> **Job**: Your task is to output the data exactly as it stands.

> **Information shown**:
[START]

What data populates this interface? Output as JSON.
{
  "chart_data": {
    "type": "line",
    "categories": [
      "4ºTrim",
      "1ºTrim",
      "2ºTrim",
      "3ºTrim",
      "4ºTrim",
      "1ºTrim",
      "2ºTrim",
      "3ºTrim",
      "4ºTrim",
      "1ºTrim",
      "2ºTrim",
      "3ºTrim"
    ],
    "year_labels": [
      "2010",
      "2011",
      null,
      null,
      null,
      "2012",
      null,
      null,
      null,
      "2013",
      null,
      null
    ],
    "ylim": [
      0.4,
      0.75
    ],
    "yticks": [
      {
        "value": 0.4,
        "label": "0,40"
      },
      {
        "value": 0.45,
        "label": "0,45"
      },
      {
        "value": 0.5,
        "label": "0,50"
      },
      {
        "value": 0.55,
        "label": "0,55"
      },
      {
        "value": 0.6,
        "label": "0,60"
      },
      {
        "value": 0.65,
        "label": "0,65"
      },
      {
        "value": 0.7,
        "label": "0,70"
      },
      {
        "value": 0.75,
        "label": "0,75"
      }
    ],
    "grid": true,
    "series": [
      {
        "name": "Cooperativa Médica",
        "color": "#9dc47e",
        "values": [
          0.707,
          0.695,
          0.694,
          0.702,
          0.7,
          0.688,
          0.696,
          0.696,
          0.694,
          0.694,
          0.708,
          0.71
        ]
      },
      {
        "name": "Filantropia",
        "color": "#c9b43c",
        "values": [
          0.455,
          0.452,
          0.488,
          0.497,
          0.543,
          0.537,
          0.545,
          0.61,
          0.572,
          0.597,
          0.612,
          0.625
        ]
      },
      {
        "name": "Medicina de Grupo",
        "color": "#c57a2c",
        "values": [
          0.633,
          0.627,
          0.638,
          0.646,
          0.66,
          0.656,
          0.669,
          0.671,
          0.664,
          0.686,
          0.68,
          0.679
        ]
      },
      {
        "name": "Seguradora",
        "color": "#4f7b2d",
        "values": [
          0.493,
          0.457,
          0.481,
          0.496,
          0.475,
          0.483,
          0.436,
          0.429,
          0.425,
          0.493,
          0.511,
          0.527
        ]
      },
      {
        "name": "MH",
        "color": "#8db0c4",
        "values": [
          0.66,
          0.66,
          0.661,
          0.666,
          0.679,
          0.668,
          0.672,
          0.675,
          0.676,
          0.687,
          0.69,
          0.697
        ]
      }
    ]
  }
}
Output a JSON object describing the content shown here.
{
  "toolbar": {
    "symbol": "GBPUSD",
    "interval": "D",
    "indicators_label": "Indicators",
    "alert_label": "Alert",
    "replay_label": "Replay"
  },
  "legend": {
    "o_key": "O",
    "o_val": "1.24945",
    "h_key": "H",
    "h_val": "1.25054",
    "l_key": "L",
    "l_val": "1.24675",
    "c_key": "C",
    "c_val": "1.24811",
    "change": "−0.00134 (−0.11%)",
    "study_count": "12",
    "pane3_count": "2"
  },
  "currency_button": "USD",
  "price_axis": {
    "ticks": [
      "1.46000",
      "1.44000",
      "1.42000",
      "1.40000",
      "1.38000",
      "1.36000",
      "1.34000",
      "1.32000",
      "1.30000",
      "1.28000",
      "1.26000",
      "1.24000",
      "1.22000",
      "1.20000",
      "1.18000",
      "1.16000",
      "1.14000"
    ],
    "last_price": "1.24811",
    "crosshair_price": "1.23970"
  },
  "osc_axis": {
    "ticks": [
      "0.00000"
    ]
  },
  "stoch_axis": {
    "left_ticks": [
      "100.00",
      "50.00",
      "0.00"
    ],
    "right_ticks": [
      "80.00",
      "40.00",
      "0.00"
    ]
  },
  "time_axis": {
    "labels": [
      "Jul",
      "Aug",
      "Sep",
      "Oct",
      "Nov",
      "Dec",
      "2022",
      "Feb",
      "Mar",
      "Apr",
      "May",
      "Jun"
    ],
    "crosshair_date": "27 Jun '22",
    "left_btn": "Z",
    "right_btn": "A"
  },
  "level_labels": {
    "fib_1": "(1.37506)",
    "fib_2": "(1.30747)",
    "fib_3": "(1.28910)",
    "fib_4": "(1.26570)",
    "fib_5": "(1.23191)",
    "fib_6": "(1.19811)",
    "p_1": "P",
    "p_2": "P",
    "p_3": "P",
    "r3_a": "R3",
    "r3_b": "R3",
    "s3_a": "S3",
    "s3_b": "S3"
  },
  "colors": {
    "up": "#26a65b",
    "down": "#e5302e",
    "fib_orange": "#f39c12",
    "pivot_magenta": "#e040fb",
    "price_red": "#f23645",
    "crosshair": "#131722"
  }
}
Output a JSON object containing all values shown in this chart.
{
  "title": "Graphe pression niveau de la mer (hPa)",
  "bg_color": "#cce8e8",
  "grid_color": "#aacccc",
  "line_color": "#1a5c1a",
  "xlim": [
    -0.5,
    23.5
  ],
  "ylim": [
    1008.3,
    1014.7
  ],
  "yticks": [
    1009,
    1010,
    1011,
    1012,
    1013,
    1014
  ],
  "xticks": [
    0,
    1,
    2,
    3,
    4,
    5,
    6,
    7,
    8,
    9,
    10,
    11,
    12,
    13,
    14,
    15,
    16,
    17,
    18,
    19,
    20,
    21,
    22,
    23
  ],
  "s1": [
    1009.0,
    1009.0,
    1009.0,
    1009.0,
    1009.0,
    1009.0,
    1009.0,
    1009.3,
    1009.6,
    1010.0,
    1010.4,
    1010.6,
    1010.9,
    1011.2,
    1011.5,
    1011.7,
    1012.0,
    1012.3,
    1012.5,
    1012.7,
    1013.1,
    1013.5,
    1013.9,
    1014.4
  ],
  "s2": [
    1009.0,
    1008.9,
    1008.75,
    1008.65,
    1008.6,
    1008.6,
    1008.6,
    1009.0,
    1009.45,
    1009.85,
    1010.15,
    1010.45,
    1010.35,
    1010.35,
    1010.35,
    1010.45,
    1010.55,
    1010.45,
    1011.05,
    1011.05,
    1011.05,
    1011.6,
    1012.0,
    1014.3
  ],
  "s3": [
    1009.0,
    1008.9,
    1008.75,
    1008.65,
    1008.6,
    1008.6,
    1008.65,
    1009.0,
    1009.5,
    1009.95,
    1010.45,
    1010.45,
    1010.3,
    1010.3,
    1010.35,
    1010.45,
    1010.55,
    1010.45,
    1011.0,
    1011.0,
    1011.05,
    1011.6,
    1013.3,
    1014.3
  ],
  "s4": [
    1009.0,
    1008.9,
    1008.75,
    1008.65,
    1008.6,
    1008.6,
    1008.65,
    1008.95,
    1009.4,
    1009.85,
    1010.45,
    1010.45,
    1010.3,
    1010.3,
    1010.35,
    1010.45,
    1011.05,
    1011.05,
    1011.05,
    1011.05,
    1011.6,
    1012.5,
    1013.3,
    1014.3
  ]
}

[END]

> **Answer to the exercise**:
What data populates this interface? Output as JSON.
{
  "chart_data": {
    "type": "line",
    "categories": [
      "4ºTrim",
      "1ºTrim",
      "2ºTrim",
      "3ºTrim",
      "4ºTrim",
      "1ºTrim",
      "2ºTrim",
      "3ºTrim",
      "4ºTrim",
      "1ºTrim",
      "2ºTrim",
      "3ºTrim"
    ],
    "year_labels": [
      "2010",
      "2011",
      null,
      null,
      null,
      "2012",
      null,
      null,
      null,
      "2013",
      null,
      null
    ],
    "ylim": [
      0.4,
      0.75
    ],
    "yticks": [
      {
        "value": 0.4,
        "label": "0,40"
      },
      {
        "value": 0.45,
        "label": "0,45"
      },
      {
        "value": 0.5,
        "label": "0,50"
      },
      {
        "value": 0.55,
        "label": "0,55"
      },
      {
        "value": 0.6,
        "label": "0,60"
      },
      {
        "value": 0.65,
        "label": "0,65"
      },
      {
        "value": 0.7,
        "label": "0,70"
      },
      {
        "value": 0.75,
        "label": "0,75"
      }
    ],
    "grid": true,
    "series": [
      {
        "name": "Cooperativa Médica",
        "color": "#9dc47e",
        "values": [
          0.707,
          0.695,
          0.694,
          0.702,
          0.7,
          0.688,
          0.696,
          0.696,
          0.694,
          0.694,
          0.708,
          0.71
        ]
      },
      {
        "name": "Filantropia",
        "color": "#c9b43c",
        "values": [
          0.455,
          0.452,
          0.488,
          0.497,
          0.543,
          0.537,
          0.545,
          0.61,
          0.572,
          0.597,
          0.612,
          0.625
        ]
      },
      {
        "name": "Medicina de Grupo",
        "color": "#c57a2c",
        "values": [
          0.633,
          0.627,
          0.638,
          0.646,
          0.66,
          0.656,
          0.669,
          0.671,
          0.664,
          0.686,
          0.68,
          0.679
        ]
      },
      {
        "name": "Seguradora",
        "color": "#4f7b2d",
        "values": [
          0.493,
          0.457,
          0.481,
          0.496,
          0.475,
          0.483,
          0.436,
          0.429,
          0.425,
          0.493,
          0.511,
          0.527
        ]
      },
      {
        "name": "MH",
        "color": "#8db0c4",
        "values": [
          0.66,
          0.66,
          0.661,
          0.666,
          0.679,
          0.668,
          0.672,
          0.675,
          0.676,
          0.687,
          0.69,
          0.697
        ]
      }
    ]
  }
}
Output a JSON object describing the content shown here.
{
  "toolbar": {
    "symbol": "GBPUSD",
    "interval": "D",
    "indicators_label": "Indicators",
    "alert_label": "Alert",
    "replay_label": "Replay"
  },
  "legend": {
    "o_key": "O",
    "o_val": "1.24945",
    "h_key": "H",
    "h_val": "1.25054",
    "l_key": "L",
    "l_val": "1.24675",
    "c_key": "C",
    "c_val": "1.24811",
    "change": "−0.00134 (−0.11%)",
    "study_count": "12",
    "pane3_count": "2"
  },
  "currency_button": "USD",
  "price_axis": {
    "ticks": [
      "1.46000",
      "1.44000",
      "1.42000",
      "1.40000",
      "1.38000",
      "1.36000",
      "1.34000",
      "1.32000",
      "1.30000",
      "1.28000",
      "1.26000",
      "1.24000",
      "1.22000",
      "1.20000",
      "1.18000",
      "1.16000",
      "1.14000"
    ],
    "last_price": "1.24811",
    "crosshair_price": "1.23970"
  },
  "osc_axis": {
    "ticks": [
      "0.00000"
    ]
  },
  "stoch_axis": {
    "left_ticks": [
      "100.00",
      "50.00",
      "0.00"
    ],
    "right_ticks": [
      "80.00",
      "40.00",
      "0.00"
    ]
  },
  "time_axis": {
    "labels": [
      "Jul",
      "Aug",
      "Sep",
      "Oct",
      "Nov",
      "Dec",
      "2022",
      "Feb",
      "Mar",
      "Apr",
      "May",
      "Jun"
    ],
    "crosshair_date": "27 Jun '22",
    "left_btn": "Z",
    "right_btn": "A"
  },
  "level_labels": {
    "fib_1": "(1.37506)",
    "fib_2": "(1.30747)",
    "fib_3": "(1.28910)",
    "fib_4": "(1.26570)",
    "fib_5": "(1.23191)",
    "fib_6": "(1.19811)",
    "p_1": "P",
    "p_2": "P",
    "p_3": "P",
    "r3_a": "R3",
    "r3_b": "R3",
    "s3_a": "S3",
    "s3_b": "S3"
  },
  "colors": {
    "up": "#26a65b",
    "down": "#e5302e",
    "fib_orange": "#f39c12",
    "pivot_magenta": "#e040fb",
    "price_red": "#f23645",
    "crosshair": "#131722"
  }
}
Output a JSON object containing all values shown in this chart.
{
  "title": "Graphe pression niveau de la mer (hPa)",
  "bg_color": "#cce8e8",
  "grid_color": "#aacccc",
  "line_color": "#1a5c1a",
  "xlim": [
    -0.5,
    23.5
  ],
  "ylim": [
    1008.3,
    1014.7
  ],
  "yticks": [
    1009,
    1010,
    1011,
    1012,
    1013,
    1014
  ],
  "xticks": [
    0,
    1,
    2,
    3,
    4,
    5,
    6,
    7,
    8,
    9,
    10,
    11,
    12,
    13,
    14,
    15,
    16,
    17,
    18,
    19,
    20,
    21,
    22,
    23
  ],
  "s1": [
    1009.0,
    1009.0,
    1009.0,
    1009.0,
    1009.0,
    1009.0,
    1009.0,
    1009.3,
    1009.6,
    1010.0,
    1010.4,
    1010.6,
    1010.9,
    1011.2,
    1011.5,
    1011.7,
    1012.0,
    1012.3,
    1012.5,
    1012.7,
    1013.1,
    1013.5,
    1013.9,
    1014.4
  ],
  "s2": [
    1009.0,
    1008.9,
    1008.75,
    1008.65,
    1008.6,
    1008.6,
    1008.6,
    1009.0,
    1009.45,
    1009.85,
    1010.15,
    1010.45,
    1010.35,
    1010.35,
    1010.35,
    1010.45,
    1010.55,
    1010.45,
    1011.05,
    1011.05,
    1011.05,
    1011.6,
    1012.0,
    1014.3
  ],
  "s3": [
    1009.0,
    1008.9,
    1008.75,
    1008.65,
    1008.6,
    1008.6,
    1008.65,
    1009.0,
    1009.5,
    1009.95,
    1010.45,
    1010.45,
    1010.3,
    1010.3,
    1010.35,
    1010.45,
    1010.55,
    1010.45,
    1011.0,
    1011.0,
    1011.05,
    1011.6,
    1013.3,
    1014.3
  ],
  "s4": [
    1009.0,
    1008.9,
    1008.75,
    1008.65,
    1008.6,
    1008.6,
    1008.65,
    1008.95,
    1009.4,
    1009.85,
    1010.45,
    1010.45,
    1010.3,
    1010.3,
    1010.35,
    1010.45,
    1011.05,
    1011.05,
    1011.05,
    1011.05,
    1011.6,
    1012.5,
    1013.3,
    1014.3
  ]
}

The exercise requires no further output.